Written task.
Read the data and repeat it in full, exactly.

The data.

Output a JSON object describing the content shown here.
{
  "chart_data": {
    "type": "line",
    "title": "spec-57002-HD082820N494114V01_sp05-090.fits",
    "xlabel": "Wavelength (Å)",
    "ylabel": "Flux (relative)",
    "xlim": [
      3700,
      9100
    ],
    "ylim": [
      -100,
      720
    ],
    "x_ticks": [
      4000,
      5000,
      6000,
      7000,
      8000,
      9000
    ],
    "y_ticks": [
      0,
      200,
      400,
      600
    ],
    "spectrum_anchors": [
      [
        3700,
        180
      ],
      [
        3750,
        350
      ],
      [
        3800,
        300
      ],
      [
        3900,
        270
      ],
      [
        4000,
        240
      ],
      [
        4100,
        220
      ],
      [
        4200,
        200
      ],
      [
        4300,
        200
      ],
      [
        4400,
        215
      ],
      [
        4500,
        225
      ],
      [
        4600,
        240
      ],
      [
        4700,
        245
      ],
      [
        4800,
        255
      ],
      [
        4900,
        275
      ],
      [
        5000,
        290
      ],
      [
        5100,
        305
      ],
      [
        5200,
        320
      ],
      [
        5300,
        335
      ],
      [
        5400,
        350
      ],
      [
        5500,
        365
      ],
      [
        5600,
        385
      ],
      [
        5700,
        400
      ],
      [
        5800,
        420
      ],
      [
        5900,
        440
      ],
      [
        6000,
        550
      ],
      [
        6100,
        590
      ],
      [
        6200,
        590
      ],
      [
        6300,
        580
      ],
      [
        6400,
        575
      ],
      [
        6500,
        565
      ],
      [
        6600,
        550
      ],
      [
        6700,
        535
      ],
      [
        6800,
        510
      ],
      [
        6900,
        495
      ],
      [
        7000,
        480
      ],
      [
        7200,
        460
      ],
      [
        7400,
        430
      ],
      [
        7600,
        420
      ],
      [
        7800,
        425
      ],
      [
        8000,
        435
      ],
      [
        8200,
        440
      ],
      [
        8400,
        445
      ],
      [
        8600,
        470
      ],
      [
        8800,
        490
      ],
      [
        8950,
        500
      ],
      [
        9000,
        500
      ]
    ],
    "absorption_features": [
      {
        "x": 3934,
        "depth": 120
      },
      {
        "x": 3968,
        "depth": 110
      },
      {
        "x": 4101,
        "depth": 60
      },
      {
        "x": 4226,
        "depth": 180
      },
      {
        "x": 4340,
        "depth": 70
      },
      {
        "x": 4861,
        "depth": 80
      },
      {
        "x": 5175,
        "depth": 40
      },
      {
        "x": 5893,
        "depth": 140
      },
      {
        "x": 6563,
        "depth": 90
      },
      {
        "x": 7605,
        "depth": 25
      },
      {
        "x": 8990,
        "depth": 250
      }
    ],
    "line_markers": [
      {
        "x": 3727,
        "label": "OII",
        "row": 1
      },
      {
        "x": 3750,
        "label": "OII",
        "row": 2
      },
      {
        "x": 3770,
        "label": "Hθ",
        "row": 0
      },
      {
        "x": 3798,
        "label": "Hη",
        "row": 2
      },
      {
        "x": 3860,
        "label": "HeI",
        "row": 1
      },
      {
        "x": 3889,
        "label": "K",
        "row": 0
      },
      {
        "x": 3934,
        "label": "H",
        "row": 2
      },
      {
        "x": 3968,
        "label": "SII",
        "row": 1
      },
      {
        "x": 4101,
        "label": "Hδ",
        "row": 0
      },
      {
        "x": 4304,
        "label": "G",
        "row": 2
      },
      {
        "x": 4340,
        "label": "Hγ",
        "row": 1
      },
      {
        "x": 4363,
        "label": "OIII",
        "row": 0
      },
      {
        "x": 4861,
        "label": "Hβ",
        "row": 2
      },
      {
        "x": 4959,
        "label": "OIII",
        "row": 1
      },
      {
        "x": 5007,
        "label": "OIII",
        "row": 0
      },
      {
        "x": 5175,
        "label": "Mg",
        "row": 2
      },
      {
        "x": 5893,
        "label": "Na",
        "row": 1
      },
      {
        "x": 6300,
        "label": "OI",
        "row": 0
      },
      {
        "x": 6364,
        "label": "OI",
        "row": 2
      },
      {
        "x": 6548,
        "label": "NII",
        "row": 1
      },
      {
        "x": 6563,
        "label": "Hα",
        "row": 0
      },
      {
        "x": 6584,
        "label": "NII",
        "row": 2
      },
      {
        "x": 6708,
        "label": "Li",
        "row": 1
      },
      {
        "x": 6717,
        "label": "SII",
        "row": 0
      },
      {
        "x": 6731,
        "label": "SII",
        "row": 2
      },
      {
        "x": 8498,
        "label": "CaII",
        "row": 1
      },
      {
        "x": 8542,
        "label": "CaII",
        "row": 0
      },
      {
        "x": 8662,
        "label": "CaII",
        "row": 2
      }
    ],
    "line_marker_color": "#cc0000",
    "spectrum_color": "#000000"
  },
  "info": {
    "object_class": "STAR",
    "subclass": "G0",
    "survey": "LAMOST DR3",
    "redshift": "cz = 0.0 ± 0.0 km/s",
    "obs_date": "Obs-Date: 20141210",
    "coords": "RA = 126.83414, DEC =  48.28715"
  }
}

The result.
Output a JSON object describing the content shown here.
{
  "chart_data": {
    "type": "line",
    "title": "spec-57002-HD082820N494114V01_sp05-090.fits",
    "xlabel": "Wavelength (Å)",
    "ylabel": "Flux (relative)",
    "xlim": [
      3700,
      9100
    ],
    "ylim": [
      -100,
      720
    ],
    "x_ticks": [
      4000,
      5000,
      6000,
      7000,
      8000,
      9000
    ],
    "y_ticks": [
      0,
      200,
      400,
      600
    ],
    "spectrum_anchors": [
      [
        3700,
        180
      ],
      [
        3750,
        350
      ],
      [
        3800,
        300
      ],
      [
        3900,
        270
      ],
      [
        4000,
        240
      ],
      [
        4100,
        220
      ],
      [
        4200,
        200
      ],
      [
        4300,
        200
      ],
      [
        4400,
        215
      ],
      [
        4500,
        225
      ],
      [
        4600,
        240
      ],
      [
        4700,
        245
      ],
      [
        4800,
        255
      ],
      [
        4900,
        275
      ],
      [
        5000,
        290
      ],
      [
        5100,
        305
      ],
      [
        5200,
        320
      ],
      [
        5300,
        335
      ],
      [
        5400,
        350
      ],
      [
        5500,
        365
      ],
      [
        5600,
        385
      ],
      [
        5700,
        400
      ],
      [
        5800,
        420
      ],
      [
        5900,
        440
      ],
      [
        6000,
        550
      ],
      [
        6100,
        590
      ],
      [
        6200,
        590
      ],
      [
        6300,
        580
      ],
      [
        6400,
        575
      ],
      [
        6500,
        565
      ],
      [
        6600,
        550
      ],
      [
        6700,
        535
      ],
      [
        6800,
        510
      ],
      [
        6900,
        495
      ],
      [
        7000,
        480
      ],
      [
        7200,
        460
      ],
      [
        7400,
        430
      ],
      [
        7600,
        420
      ],
      [
        7800,
        425
      ],
      [
        8000,
        435
      ],
      [
        8200,
        440
      ],
      [
        8400,
        445
      ],
      [
        8600,
        470
      ],
      [
        8800,
        490
      ],
      [
        8950,
        500
      ],
      [
        9000,
        500
      ]
    ],
    "absorption_features": [
      {
        "x": 3934,
        "depth": 120
      },
      {
        "x": 3968,
        "depth": 110
      },
      {
        "x": 4101,
        "depth": 60
      },
      {
        "x": 4226,
        "depth": 180
      },
      {
        "x": 4340,
        "depth": 70
      },
      {
        "x": 4861,
        "depth": 80
      },
      {
        "x": 5175,
        "depth": 40
      },
      {
        "x": 5893,
        "depth": 140
      },
      {
        "x": 6563,
        "depth": 90
      },
      {
        "x": 7605,
        "depth": 25
      },
      {
        "x": 8990,
        "depth": 250
      }
    ],
    "line_markers": [
      {
        "x": 3727,
        "label": "OII",
        "row": 1
      },
      {
        "x": 3750,
        "label": "OII",
        "row": 2
      },
      {
        "x": 3770,
        "label": "Hθ",
        "row": 0
      },
      {
        "x": 3798,
        "label": "Hη",
        "row": 2
      },
      {
        "x": 3860,
        "label": "HeI",
        "row": 1
      },
      {
        "x": 3889,
        "label": "K",
        "row": 0
      },
      {
        "x": 3934,
        "label": "H",
        "row": 2
      },
      {
        "x": 3968,
        "label": "SII",
        "row": 1
      },
      {
        "x": 4101,
        "label": "Hδ",
        "row": 0
      },
      {
        "x": 4304,
        "label": "G",
        "row": 2
      },
      {
        "x": 4340,
        "label": "Hγ",
        "row": 1
      },
      {
        "x": 4363,
        "label": "OIII",
        "row": 0
      },
      {
        "x": 4861,
        "label": "Hβ",
        "row": 2
      },
      {
        "x": 4959,
        "label": "OIII",
        "row": 1
      },
      {
        "x": 5007,
        "label": "OIII",
        "row": 0
      },
      {
        "x": 5175,
        "label": "Mg",
        "row": 2
      },
      {
        "x": 5893,
        "label": "Na",
        "row": 1
      },
      {
        "x": 6300,
        "label": "OI",
        "row": 0
      },
      {
        "x": 6364,
        "label": "OI",
        "row": 2
      },
      {
        "x": 6548,
        "label": "NII",
        "row": 1
      },
      {
        "x": 6563,
        "label": "Hα",
        "row": 0
      },
      {
        "x": 6584,
        "label": "NII",
        "row": 2
      },
      {
        "x": 6708,
        "label": "Li",
        "row": 1
      },
      {
        "x": 6717,
        "label": "SII",
        "row": 0
      },
      {
        "x": 6731,
        "label": "SII",
        "row": 2
      },
      {
        "x": 8498,
        "label": "CaII",
        "row": 1
      },
      {
        "x": 8542,
        "label": "CaII",
        "row": 0
      },
      {
        "x": 8662,
        "label": "CaII",
        "row": 2
      }
    ],
    "line_marker_color": "#cc0000",
    "spectrum_color": "#000000"
  },
  "info": {
    "object_class": "STAR",
    "subclass": "G0",
    "survey": "LAMOST DR3",
    "redshift": "cz = 0.0 ± 0.0 km/s",
    "obs_date": "Obs-Date: 20141210",
    "coords": "RA = 126.83414, DEC =  48.28715"
  }
}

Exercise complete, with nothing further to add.